EXERCISE:
Extract the entries in their exact form.

(Collected data entries)
╭──

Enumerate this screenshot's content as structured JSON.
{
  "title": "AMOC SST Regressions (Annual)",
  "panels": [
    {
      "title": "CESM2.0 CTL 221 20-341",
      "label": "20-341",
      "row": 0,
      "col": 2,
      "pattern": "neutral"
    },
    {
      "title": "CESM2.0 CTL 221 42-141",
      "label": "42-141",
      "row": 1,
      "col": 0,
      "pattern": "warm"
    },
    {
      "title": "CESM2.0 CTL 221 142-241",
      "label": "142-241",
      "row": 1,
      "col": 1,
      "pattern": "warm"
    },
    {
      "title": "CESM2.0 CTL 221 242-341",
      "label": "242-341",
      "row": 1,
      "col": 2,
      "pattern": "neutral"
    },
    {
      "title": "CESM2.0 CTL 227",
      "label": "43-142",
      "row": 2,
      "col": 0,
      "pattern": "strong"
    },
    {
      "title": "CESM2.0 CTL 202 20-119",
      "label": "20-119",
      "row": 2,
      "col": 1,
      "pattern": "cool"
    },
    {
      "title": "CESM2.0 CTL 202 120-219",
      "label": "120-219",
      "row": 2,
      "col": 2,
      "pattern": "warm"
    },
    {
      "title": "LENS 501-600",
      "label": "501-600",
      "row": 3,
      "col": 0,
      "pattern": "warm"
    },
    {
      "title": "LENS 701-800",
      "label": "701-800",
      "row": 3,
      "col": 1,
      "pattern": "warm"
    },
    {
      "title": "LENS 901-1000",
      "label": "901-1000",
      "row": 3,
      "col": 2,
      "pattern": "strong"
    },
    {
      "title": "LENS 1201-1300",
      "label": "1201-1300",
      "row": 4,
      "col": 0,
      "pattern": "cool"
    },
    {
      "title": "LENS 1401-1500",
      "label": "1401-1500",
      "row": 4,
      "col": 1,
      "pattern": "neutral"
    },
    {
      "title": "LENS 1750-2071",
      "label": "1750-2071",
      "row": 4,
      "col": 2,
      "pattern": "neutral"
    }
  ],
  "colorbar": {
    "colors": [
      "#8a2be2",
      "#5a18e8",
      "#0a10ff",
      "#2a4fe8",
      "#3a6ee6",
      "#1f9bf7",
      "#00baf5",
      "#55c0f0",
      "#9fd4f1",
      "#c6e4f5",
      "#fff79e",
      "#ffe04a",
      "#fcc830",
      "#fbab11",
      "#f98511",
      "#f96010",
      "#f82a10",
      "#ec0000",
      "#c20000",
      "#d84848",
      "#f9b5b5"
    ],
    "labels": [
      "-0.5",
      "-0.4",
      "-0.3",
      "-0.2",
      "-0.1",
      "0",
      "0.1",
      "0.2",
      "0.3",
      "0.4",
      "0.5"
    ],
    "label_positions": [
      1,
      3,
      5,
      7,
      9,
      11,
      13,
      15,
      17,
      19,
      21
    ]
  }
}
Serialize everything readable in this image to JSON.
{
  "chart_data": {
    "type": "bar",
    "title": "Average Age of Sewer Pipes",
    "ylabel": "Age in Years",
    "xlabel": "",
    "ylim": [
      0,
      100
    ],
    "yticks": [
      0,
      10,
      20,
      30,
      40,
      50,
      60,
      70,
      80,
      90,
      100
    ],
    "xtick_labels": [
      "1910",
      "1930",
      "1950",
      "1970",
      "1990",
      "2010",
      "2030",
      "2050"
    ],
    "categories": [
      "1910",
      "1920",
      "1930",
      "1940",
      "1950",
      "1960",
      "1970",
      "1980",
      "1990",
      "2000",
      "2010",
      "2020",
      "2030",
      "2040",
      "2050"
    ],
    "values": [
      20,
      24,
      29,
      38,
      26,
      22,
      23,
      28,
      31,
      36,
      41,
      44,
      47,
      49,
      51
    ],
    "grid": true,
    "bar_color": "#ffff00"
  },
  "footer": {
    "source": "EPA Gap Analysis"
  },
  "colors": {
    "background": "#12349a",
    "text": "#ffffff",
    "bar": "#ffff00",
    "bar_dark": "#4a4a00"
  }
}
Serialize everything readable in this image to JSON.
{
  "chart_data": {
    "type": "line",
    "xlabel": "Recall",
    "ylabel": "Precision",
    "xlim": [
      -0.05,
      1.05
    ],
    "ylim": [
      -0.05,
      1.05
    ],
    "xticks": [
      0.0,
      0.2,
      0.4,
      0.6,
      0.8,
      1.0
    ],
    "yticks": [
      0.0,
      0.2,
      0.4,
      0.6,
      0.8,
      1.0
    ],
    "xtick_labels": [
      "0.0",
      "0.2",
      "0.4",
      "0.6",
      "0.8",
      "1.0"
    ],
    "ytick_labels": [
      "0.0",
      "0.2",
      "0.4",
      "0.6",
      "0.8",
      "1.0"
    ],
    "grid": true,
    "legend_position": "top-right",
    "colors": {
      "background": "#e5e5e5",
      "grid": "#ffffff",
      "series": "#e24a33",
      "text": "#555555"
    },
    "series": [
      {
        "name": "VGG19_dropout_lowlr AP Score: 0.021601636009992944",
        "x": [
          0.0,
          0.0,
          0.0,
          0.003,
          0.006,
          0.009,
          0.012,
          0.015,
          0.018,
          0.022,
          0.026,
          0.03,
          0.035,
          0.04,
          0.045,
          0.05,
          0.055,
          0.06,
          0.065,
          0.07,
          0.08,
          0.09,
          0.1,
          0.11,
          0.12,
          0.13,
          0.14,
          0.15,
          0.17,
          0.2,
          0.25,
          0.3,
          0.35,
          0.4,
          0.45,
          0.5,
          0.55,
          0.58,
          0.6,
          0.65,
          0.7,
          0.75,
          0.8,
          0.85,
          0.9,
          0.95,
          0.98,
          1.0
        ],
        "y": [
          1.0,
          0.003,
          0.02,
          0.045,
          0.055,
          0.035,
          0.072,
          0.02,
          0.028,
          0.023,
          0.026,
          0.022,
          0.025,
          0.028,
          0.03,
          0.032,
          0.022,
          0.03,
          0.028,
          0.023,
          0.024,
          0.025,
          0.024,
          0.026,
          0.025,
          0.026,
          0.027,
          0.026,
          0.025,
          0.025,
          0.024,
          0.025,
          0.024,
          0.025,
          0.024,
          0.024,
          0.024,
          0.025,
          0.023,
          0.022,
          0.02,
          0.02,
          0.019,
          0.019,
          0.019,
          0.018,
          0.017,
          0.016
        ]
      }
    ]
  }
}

╰──

FINAL RESULT:
Enumerate this screenshot's content as structured JSON.
{
  "title": "AMOC SST Regressions (Annual)",
  "panels": [
    {
      "title": "CESM2.0 CTL 221 20-341",
      "label": "20-341",
      "row": 0,
      "col": 2,
      "pattern": "neutral"
    },
    {
      "title": "CESM2.0 CTL 221 42-141",
      "label": "42-141",
      "row": 1,
      "col": 0,
      "pattern": "warm"
    },
    {
      "title": "CESM2.0 CTL 221 142-241",
      "label": "142-241",
      "row": 1,
      "col": 1,
      "pattern": "warm"
    },
    {
      "title": "CESM2.0 CTL 221 242-341",
      "label": "242-341",
      "row": 1,
      "col": 2,
      "pattern": "neutral"
    },
    {
      "title": "CESM2.0 CTL 227",
      "label": "43-142",
      "row": 2,
      "col": 0,
      "pattern": "strong"
    },
    {
      "title": "CESM2.0 CTL 202 20-119",
      "label": "20-119",
      "row": 2,
      "col": 1,
      "pattern": "cool"
    },
    {
      "title": "CESM2.0 CTL 202 120-219",
      "label": "120-219",
      "row": 2,
      "col": 2,
      "pattern": "warm"
    },
    {
      "title": "LENS 501-600",
      "label": "501-600",
      "row": 3,
      "col": 0,
      "pattern": "warm"
    },
    {
      "title": "LENS 701-800",
      "label": "701-800",
      "row": 3,
      "col": 1,
      "pattern": "warm"
    },
    {
      "title": "LENS 901-1000",
      "label": "901-1000",
      "row": 3,
      "col": 2,
      "pattern": "strong"
    },
    {
      "title": "LENS 1201-1300",
      "label": "1201-1300",
      "row": 4,
      "col": 0,
      "pattern": "cool"
    },
    {
      "title": "LENS 1401-1500",
      "label": "1401-1500",
      "row": 4,
      "col": 1,
      "pattern": "neutral"
    },
    {
      "title": "LENS 1750-2071",
      "label": "1750-2071",
      "row": 4,
      "col": 2,
      "pattern": "neutral"
    }
  ],
  "colorbar": {
    "colors": [
      "#8a2be2",
      "#5a18e8",
      "#0a10ff",
      "#2a4fe8",
      "#3a6ee6",
      "#1f9bf7",
      "#00baf5",
      "#55c0f0",
      "#9fd4f1",
      "#c6e4f5",
      "#fff79e",
      "#ffe04a",
      "#fcc830",
      "#fbab11",
      "#f98511",
      "#f96010",
      "#f82a10",
      "#ec0000",
      "#c20000",
      "#d84848",
      "#f9b5b5"
    ],
    "labels": [
      "-0.5",
      "-0.4",
      "-0.3",
      "-0.2",
      "-0.1",
      "0",
      "0.1",
      "0.2",
      "0.3",
      "0.4",
      "0.5"
    ],
    "label_positions": [
      1,
      3,
      5,
      7,
      9,
      11,
      13,
      15,
      17,
      19,
      21
    ]
  }
}
Serialize everything readable in this image to JSON.
{
  "chart_data": {
    "type": "bar",
    "title": "Average Age of Sewer Pipes",
    "ylabel": "Age in Years",
    "xlabel": "",
    "ylim": [
      0,
      100
    ],
    "yticks": [
      0,
      10,
      20,
      30,
      40,
      50,
      60,
      70,
      80,
      90,
      100
    ],
    "xtick_labels": [
      "1910",
      "1930",
      "1950",
      "1970",
      "1990",
      "2010",
      "2030",
      "2050"
    ],
    "categories": [
      "1910",
      "1920",
      "1930",
      "1940",
      "1950",
      "1960",
      "1970",
      "1980",
      "1990",
      "2000",
      "2010",
      "2020",
      "2030",
      "2040",
      "2050"
    ],
    "values": [
      20,
      24,
      29,
      38,
      26,
      22,
      23,
      28,
      31,
      36,
      41,
      44,
      47,
      49,
      51
    ],
    "grid": true,
    "bar_color": "#ffff00"
  },
  "footer": {
    "source": "EPA Gap Analysis"
  },
  "colors": {
    "background": "#12349a",
    "text": "#ffffff",
    "bar": "#ffff00",
    "bar_dark": "#4a4a00"
  }
}
Serialize everything readable in this image to JSON.
{
  "chart_data": {
    "type": "line",
    "xlabel": "Recall",
    "ylabel": "Precision",
    "xlim": [
      -0.05,
      1.05
    ],
    "ylim": [
      -0.05,
      1.05
    ],
    "xticks": [
      0.0,
      0.2,
      0.4,
      0.6,
      0.8,
      1.0
    ],
    "yticks": [
      0.0,
      0.2,
      0.4,
      0.6,
      0.8,
      1.0
    ],
    "xtick_labels": [
      "0.0",
      "0.2",
      "0.4",
      "0.6",
      "0.8",
      "1.0"
    ],
    "ytick_labels": [
      "0.0",
      "0.2",
      "0.4",
      "0.6",
      "0.8",
      "1.0"
    ],
    "grid": true,
    "legend_position": "top-right",
    "colors": {
      "background": "#e5e5e5",
      "grid": "#ffffff",
      "series": "#e24a33",
      "text": "#555555"
    },
    "series": [
      {
        "name": "VGG19_dropout_lowlr AP Score: 0.021601636009992944",
        "x": [
          0.0,
          0.0,
          0.0,
          0.003,
          0.006,
          0.009,
          0.012,
          0.015,
          0.018,
          0.022,
          0.026,
          0.03,
          0.035,
          0.04,
          0.045,
          0.05,
          0.055,
          0.06,
          0.065,
          0.07,
          0.08,
          0.09,
          0.1,
          0.11,
          0.12,
          0.13,
          0.14,
          0.15,
          0.17,
          0.2,
          0.25,
          0.3,
          0.35,
          0.4,
          0.45,
          0.5,
          0.55,
          0.58,
          0.6,
          0.65,
          0.7,
          0.75,
          0.8,
          0.85,
          0.9,
          0.95,
          0.98,
          1.0
        ],
        "y": [
          1.0,
          0.003,
          0.02,
          0.045,
          0.055,
          0.035,
          0.072,
          0.02,
          0.028,
          0.023,
          0.026,
          0.022,
          0.025,
          0.028,
          0.03,
          0.032,
          0.022,
          0.03,
          0.028,
          0.023,
          0.024,
          0.025,
          0.024,
          0.026,
          0.025,
          0.026,
          0.027,
          0.026,
          0.025,
          0.025,
          0.024,
          0.025,
          0.024,
          0.025,
          0.024,
          0.024,
          0.024,
          0.025,
          0.023,
          0.022,
          0.02,
          0.02,
          0.019,
          0.019,
          0.019,
          0.018,
          0.017,
          0.016
        ]
      }
    ]
  }
}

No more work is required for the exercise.